> [WHAT TO PRODUCE]:
Set down the material once more, exactly as it appears.

Start of INFORMATION SHOWN

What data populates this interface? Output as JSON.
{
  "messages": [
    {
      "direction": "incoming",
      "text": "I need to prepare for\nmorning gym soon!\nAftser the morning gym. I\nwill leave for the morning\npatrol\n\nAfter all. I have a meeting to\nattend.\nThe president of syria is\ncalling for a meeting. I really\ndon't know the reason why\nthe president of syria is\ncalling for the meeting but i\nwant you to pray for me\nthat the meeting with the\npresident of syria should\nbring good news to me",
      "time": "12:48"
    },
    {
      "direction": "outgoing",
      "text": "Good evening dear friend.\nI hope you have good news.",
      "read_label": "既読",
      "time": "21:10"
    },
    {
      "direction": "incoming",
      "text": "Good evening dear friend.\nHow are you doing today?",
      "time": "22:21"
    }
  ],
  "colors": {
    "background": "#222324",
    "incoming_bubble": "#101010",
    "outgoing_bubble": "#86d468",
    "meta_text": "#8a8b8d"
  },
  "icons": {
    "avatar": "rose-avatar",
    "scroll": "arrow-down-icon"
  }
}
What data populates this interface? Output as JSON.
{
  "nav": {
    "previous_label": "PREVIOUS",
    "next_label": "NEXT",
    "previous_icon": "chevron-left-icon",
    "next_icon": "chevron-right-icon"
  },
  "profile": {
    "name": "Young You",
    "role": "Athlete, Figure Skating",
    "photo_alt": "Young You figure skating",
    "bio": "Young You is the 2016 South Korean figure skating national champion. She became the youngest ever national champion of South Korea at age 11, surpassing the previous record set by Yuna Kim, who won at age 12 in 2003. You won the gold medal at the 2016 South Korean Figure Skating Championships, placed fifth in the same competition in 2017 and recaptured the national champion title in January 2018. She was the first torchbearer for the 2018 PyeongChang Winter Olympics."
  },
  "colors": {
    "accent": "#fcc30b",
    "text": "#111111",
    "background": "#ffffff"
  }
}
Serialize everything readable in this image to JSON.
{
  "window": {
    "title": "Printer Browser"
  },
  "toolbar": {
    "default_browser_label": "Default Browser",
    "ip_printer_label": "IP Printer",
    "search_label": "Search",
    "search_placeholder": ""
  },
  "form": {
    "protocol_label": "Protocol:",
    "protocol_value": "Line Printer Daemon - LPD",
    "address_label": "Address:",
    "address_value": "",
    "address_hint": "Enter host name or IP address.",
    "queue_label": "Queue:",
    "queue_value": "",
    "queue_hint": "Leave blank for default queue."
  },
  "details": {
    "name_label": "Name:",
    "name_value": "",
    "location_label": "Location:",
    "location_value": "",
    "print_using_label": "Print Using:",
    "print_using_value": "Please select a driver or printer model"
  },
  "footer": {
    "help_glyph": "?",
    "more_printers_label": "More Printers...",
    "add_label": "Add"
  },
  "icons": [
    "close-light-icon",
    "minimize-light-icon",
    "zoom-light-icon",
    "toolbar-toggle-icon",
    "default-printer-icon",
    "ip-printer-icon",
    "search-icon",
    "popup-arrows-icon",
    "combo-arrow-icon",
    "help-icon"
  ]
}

End of INFORMATION SHOWN

> [SOLUTION]:
What data populates this interface? Output as JSON.
{
  "messages": [
    {
      "direction": "incoming",
      "text": "I need to prepare for\nmorning gym soon!\nAftser the morning gym. I\nwill leave for the morning\npatrol\n\nAfter all. I have a meeting to\nattend.\nThe president of syria is\ncalling for a meeting. I really\ndon't know the reason why\nthe president of syria is\ncalling for the meeting but i\nwant you to pray for me\nthat the meeting with the\npresident of syria should\nbring good news to me",
      "time": "12:48"
    },
    {
      "direction": "outgoing",
      "text": "Good evening dear friend.\nI hope you have good news.",
      "read_label": "既読",
      "time": "21:10"
    },
    {
      "direction": "incoming",
      "text": "Good evening dear friend.\nHow are you doing today?",
      "time": "22:21"
    }
  ],
  "colors": {
    "background": "#222324",
    "incoming_bubble": "#101010",
    "outgoing_bubble": "#86d468",
    "meta_text": "#8a8b8d"
  },
  "icons": {
    "avatar": "rose-avatar",
    "scroll": "arrow-down-icon"
  }
}
What data populates this interface? Output as JSON.
{
  "nav": {
    "previous_label": "PREVIOUS",
    "next_label": "NEXT",
    "previous_icon": "chevron-left-icon",
    "next_icon": "chevron-right-icon"
  },
  "profile": {
    "name": "Young You",
    "role": "Athlete, Figure Skating",
    "photo_alt": "Young You figure skating",
    "bio": "Young You is the 2016 South Korean figure skating national champion. She became the youngest ever national champion of South Korea at age 11, surpassing the previous record set by Yuna Kim, who won at age 12 in 2003. You won the gold medal at the 2016 South Korean Figure Skating Championships, placed fifth in the same competition in 2017 and recaptured the national champion title in January 2018. She was the first torchbearer for the 2018 PyeongChang Winter Olympics."
  },
  "colors": {
    "accent": "#fcc30b",
    "text": "#111111",
    "background": "#ffffff"
  }
}
Serialize everything readable in this image to JSON.
{
  "window": {
    "title": "Printer Browser"
  },
  "toolbar": {
    "default_browser_label": "Default Browser",
    "ip_printer_label": "IP Printer",
    "search_label": "Search",
    "search_placeholder": ""
  },
  "form": {
    "protocol_label": "Protocol:",
    "protocol_value": "Line Printer Daemon - LPD",
    "address_label": "Address:",
    "address_value": "",
    "address_hint": "Enter host name or IP address.",
    "queue_label": "Queue:",
    "queue_value": "",
    "queue_hint": "Leave blank for default queue."
  },
  "details": {
    "name_label": "Name:",
    "name_value": "",
    "location_label": "Location:",
    "location_value": "",
    "print_using_label": "Print Using:",
    "print_using_value": "Please select a driver or printer model"
  },
  "footer": {
    "help_glyph": "?",
    "more_printers_label": "More Printers...",
    "add_label": "Add"
  },
  "icons": [
    "close-light-icon",
    "minimize-light-icon",
    "zoom-light-icon",
    "toolbar-toggle-icon",
    "default-printer-icon",
    "ip-printer-icon",
    "search-icon",
    "popup-arrows-icon",
    "combo-arrow-icon",
    "help-icon"
  ]
}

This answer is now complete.